##### DATA SECTION

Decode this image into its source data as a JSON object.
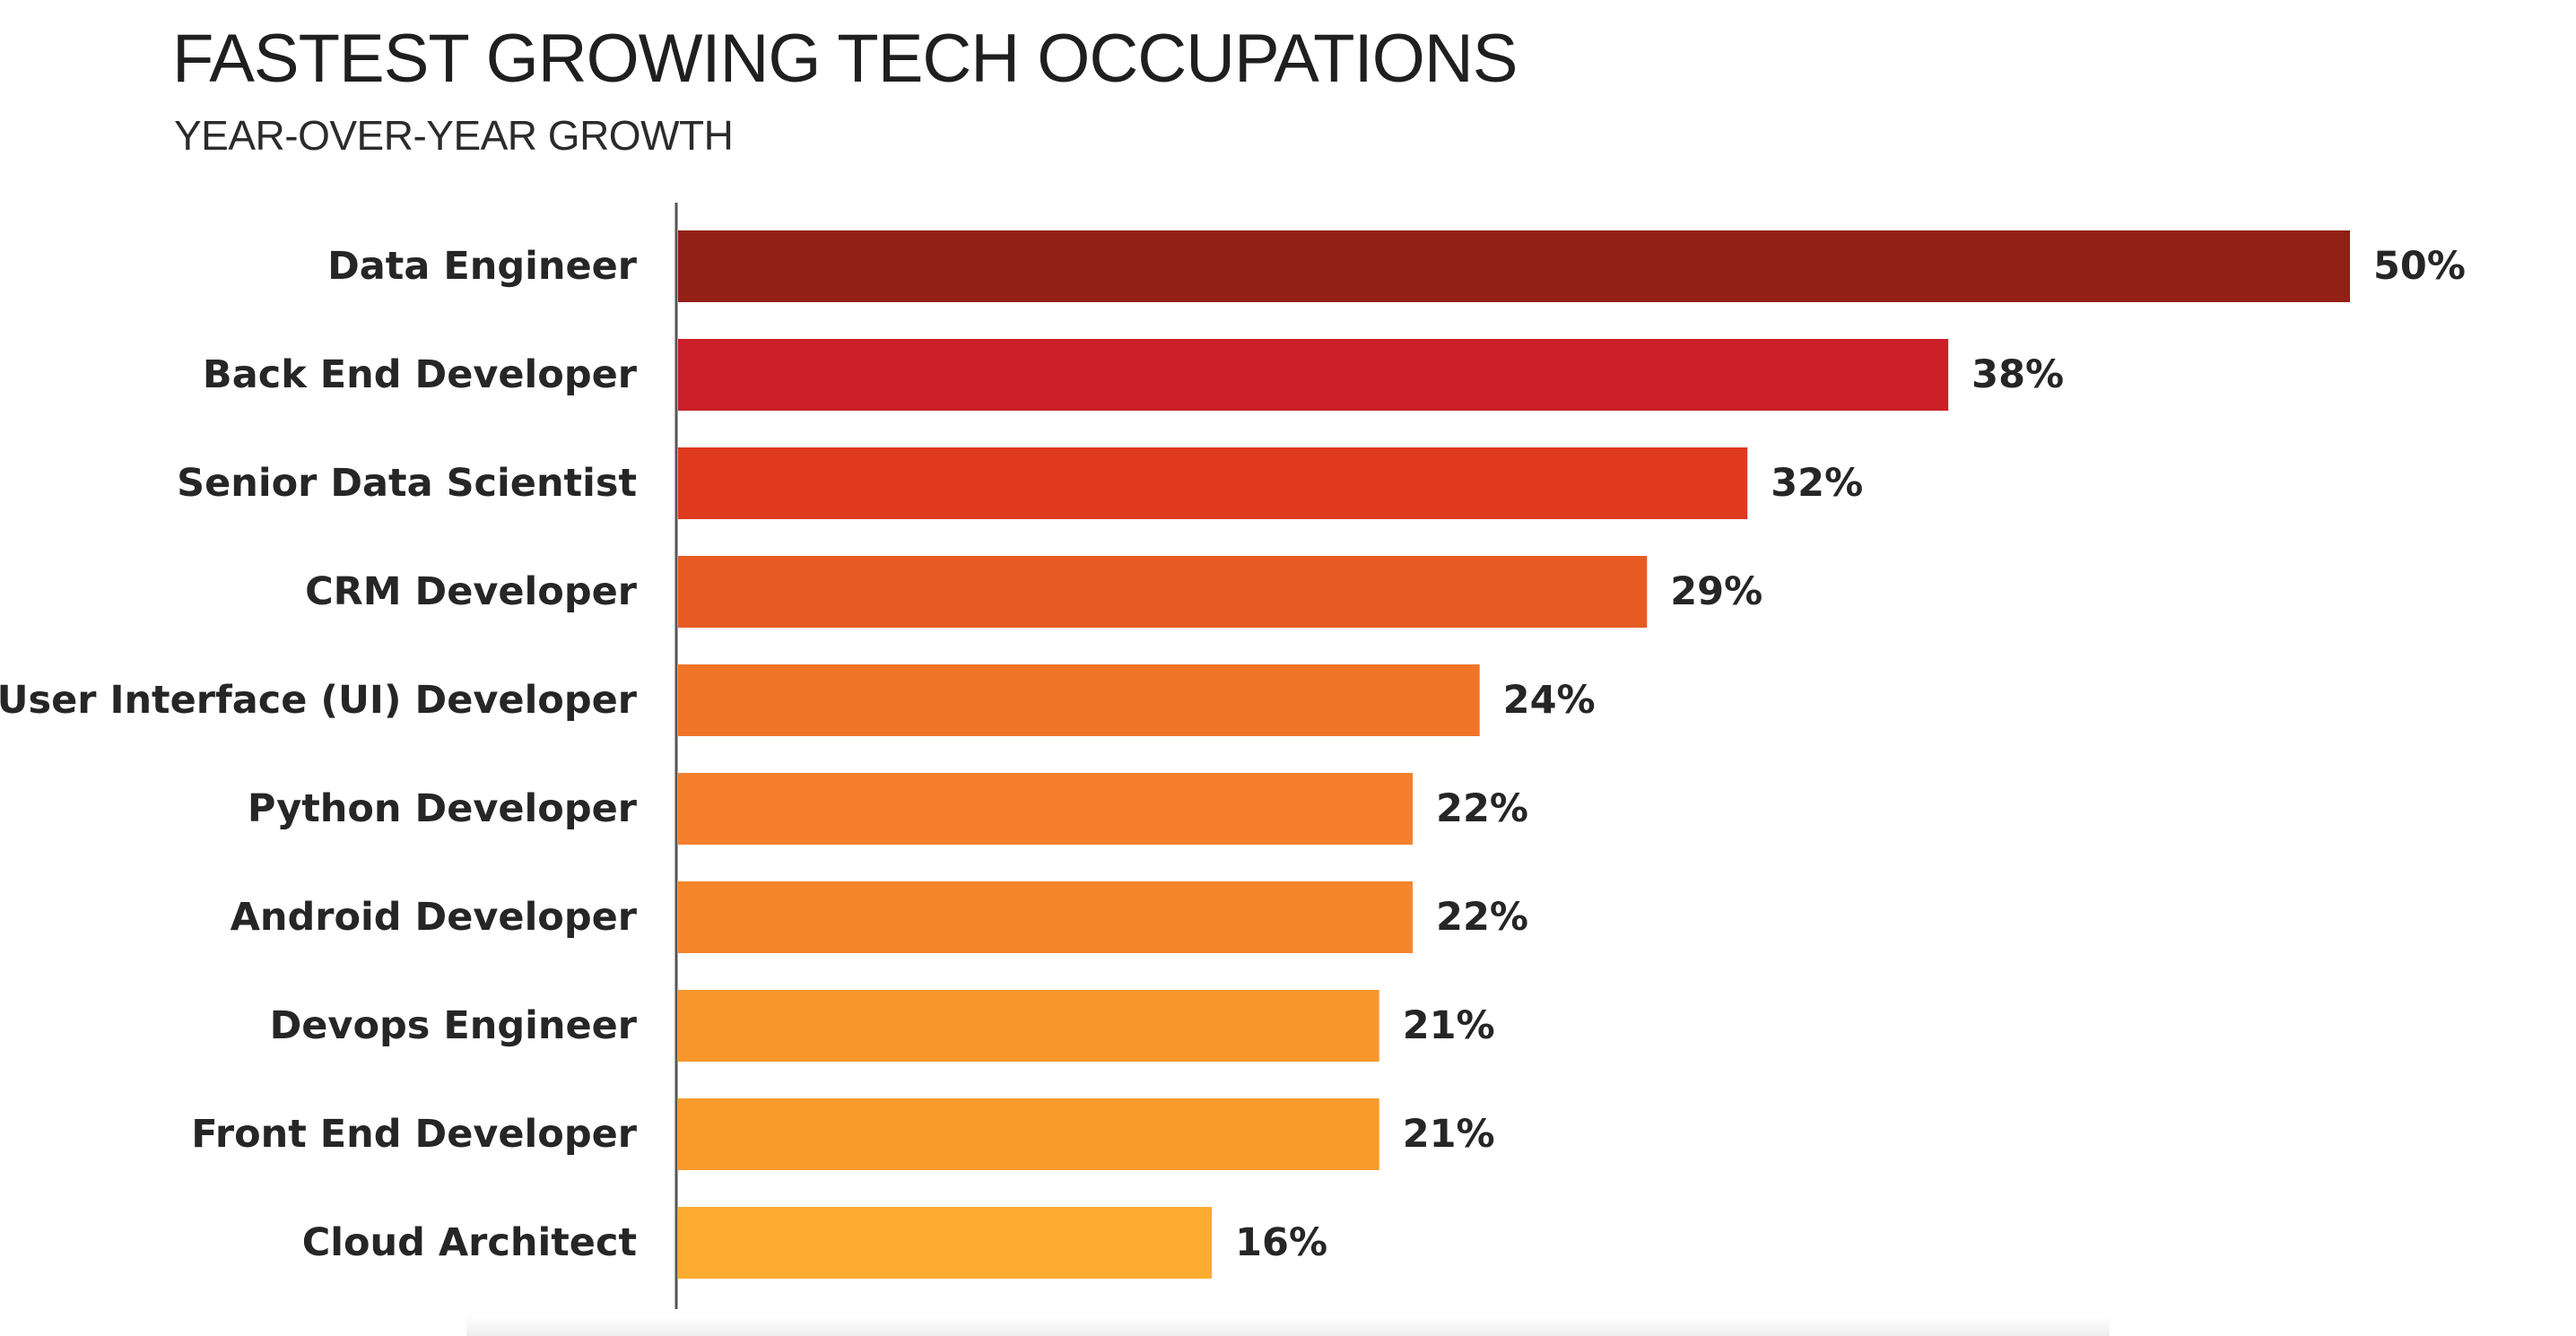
{
  "chart_data": {
    "type": "bar",
    "orientation": "horizontal",
    "title": "FASTEST GROWING TECH OCCUPATIONS",
    "subtitle": "YEAR-OVER-YEAR GROWTH",
    "xlabel": "",
    "ylabel": "",
    "xlim": [
      0,
      50
    ],
    "grid": false,
    "legend": "none",
    "value_suffix": "%",
    "categories": [
      "Data Engineer",
      "Back End Developer",
      "Senior Data Scientist",
      "CRM Developer",
      "User Interface (UI) Developer",
      "Python Developer",
      "Android Developer",
      "Devops Engineer",
      "Front End Developer",
      "Cloud Architect"
    ],
    "values": [
      50,
      38,
      32,
      29,
      24,
      22,
      22,
      21,
      21,
      16
    ],
    "value_labels": [
      "50%",
      "38%",
      "32%",
      "29%",
      "24%",
      "22%",
      "22%",
      "21%",
      "21%",
      "16%"
    ],
    "colors": [
      "#922015",
      "#cb2027",
      "#df3a1e",
      "#e85a24",
      "#f17429",
      "#f57f2a",
      "#f5852b",
      "#f8962c",
      "#f99a2d",
      "#fbab30"
    ],
    "axis_color": "#555555"
  }
}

##########

**PROMPT:** Each line in the records above should be reproduced exactly; images are not copied.

**FINAL RESULT:**
Decode this image into its source data as a JSON object.
{
  "chart_data": {
    "type": "bar",
    "orientation": "horizontal",
    "title": "FASTEST GROWING TECH OCCUPATIONS",
    "subtitle": "YEAR-OVER-YEAR GROWTH",
    "xlabel": "",
    "ylabel": "",
    "xlim": [
      0,
      50
    ],
    "grid": false,
    "legend": "none",
    "value_suffix": "%",
    "categories": [
      "Data Engineer",
      "Back End Developer",
      "Senior Data Scientist",
      "CRM Developer",
      "User Interface (UI) Developer",
      "Python Developer",
      "Android Developer",
      "Devops Engineer",
      "Front End Developer",
      "Cloud Architect"
    ],
    "values": [
      50,
      38,
      32,
      29,
      24,
      22,
      22,
      21,
      21,
      16
    ],
    "value_labels": [
      "50%",
      "38%",
      "32%",
      "29%",
      "24%",
      "22%",
      "22%",
      "21%",
      "21%",
      "16%"
    ],
    "colors": [
      "#922015",
      "#cb2027",
      "#df3a1e",
      "#e85a24",
      "#f17429",
      "#f57f2a",
      "#f5852b",
      "#f8962c",
      "#f99a2d",
      "#fbab30"
    ],
    "axis_color": "#555555"
  }
}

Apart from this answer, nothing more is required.